## [Data excerpts]
──────────

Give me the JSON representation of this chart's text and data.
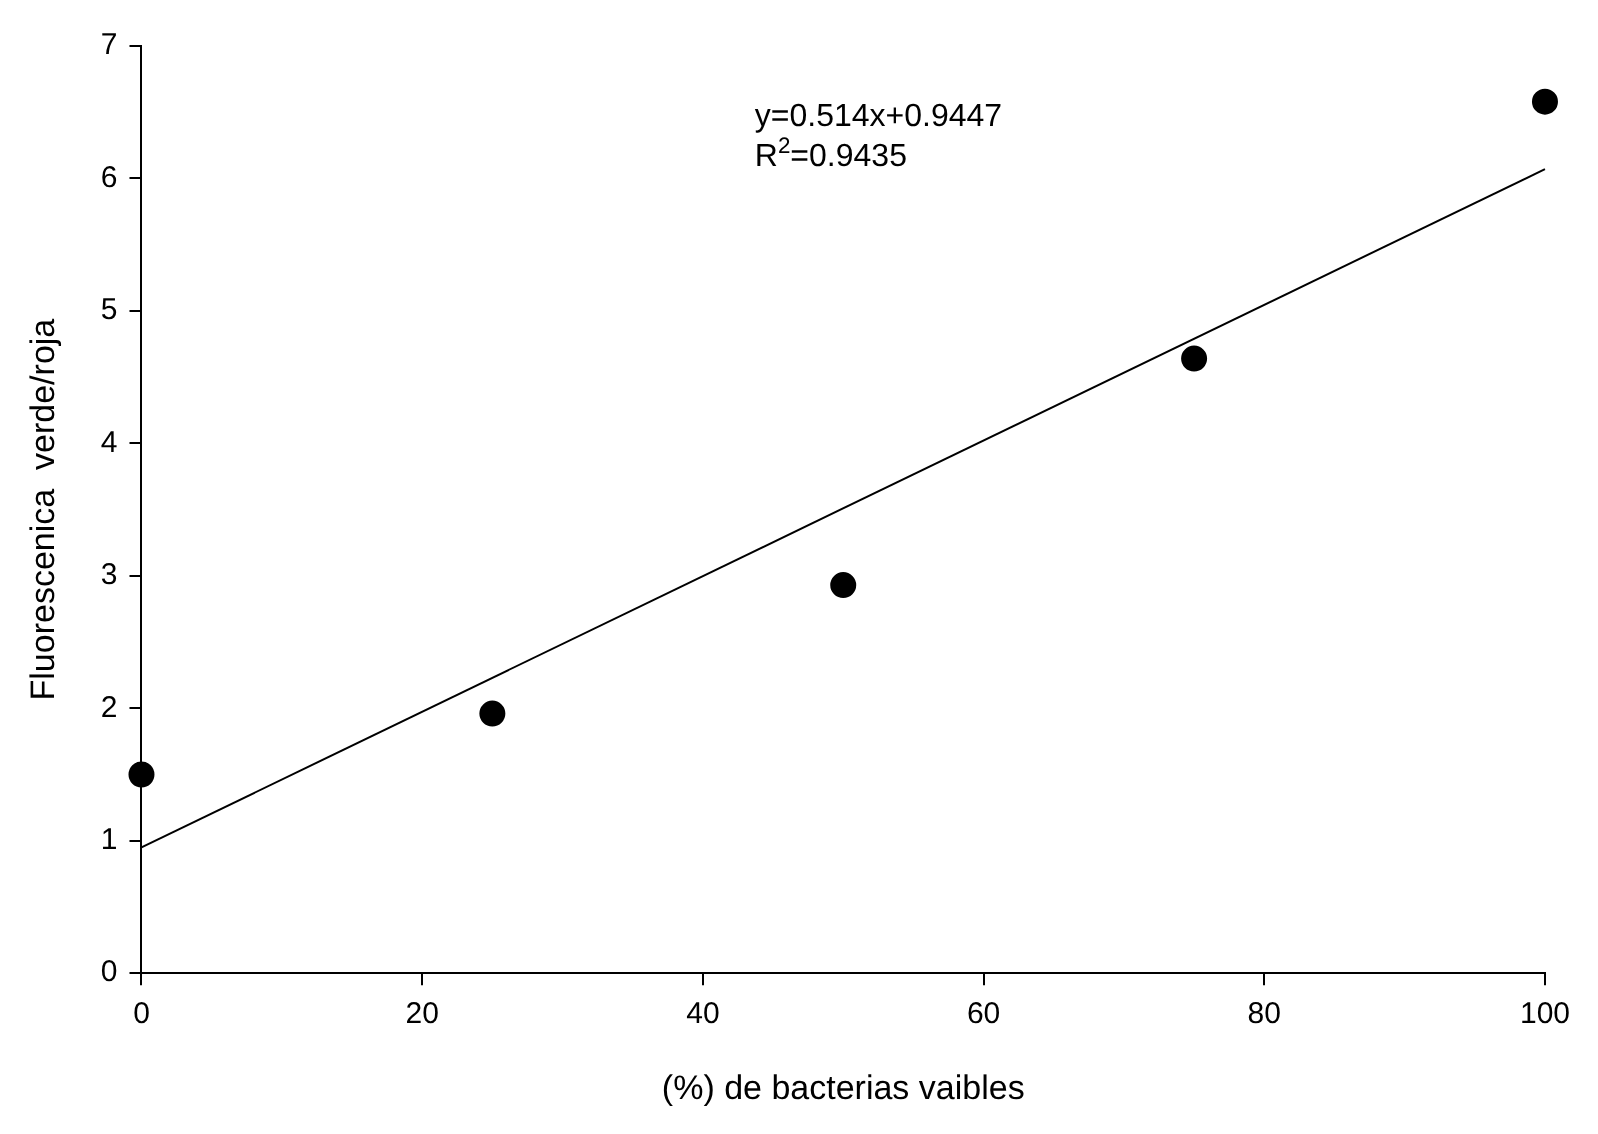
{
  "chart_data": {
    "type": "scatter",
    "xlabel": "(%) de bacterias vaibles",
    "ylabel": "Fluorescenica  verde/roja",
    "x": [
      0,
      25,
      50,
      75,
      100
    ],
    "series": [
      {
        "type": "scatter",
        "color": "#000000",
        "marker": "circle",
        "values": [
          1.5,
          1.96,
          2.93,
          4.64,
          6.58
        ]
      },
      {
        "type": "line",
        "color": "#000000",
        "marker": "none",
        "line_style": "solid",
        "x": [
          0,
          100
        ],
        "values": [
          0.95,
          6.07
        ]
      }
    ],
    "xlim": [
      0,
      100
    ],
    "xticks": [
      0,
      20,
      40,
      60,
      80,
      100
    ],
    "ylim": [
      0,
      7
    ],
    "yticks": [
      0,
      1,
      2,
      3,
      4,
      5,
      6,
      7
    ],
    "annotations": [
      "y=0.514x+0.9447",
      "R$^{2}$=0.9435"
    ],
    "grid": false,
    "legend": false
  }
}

──────────

## [Prompt]
Leave the pictures out and print the records above exactly as they stand.

## [Solution]
Give me the JSON representation of this chart's text and data.
{
  "chart_data": {
    "type": "scatter",
    "xlabel": "(%) de bacterias vaibles",
    "ylabel": "Fluorescenica  verde/roja",
    "x": [
      0,
      25,
      50,
      75,
      100
    ],
    "series": [
      {
        "type": "scatter",
        "color": "#000000",
        "marker": "circle",
        "values": [
          1.5,
          1.96,
          2.93,
          4.64,
          6.58
        ]
      },
      {
        "type": "line",
        "color": "#000000",
        "marker": "none",
        "line_style": "solid",
        "x": [
          0,
          100
        ],
        "values": [
          0.95,
          6.07
        ]
      }
    ],
    "xlim": [
      0,
      100
    ],
    "xticks": [
      0,
      20,
      40,
      60,
      80,
      100
    ],
    "ylim": [
      0,
      7
    ],
    "yticks": [
      0,
      1,
      2,
      3,
      4,
      5,
      6,
      7
    ],
    "annotations": [
      "y=0.514x+0.9447",
      "R$^{2}$=0.9435"
    ],
    "grid": false,
    "legend": false
  }
}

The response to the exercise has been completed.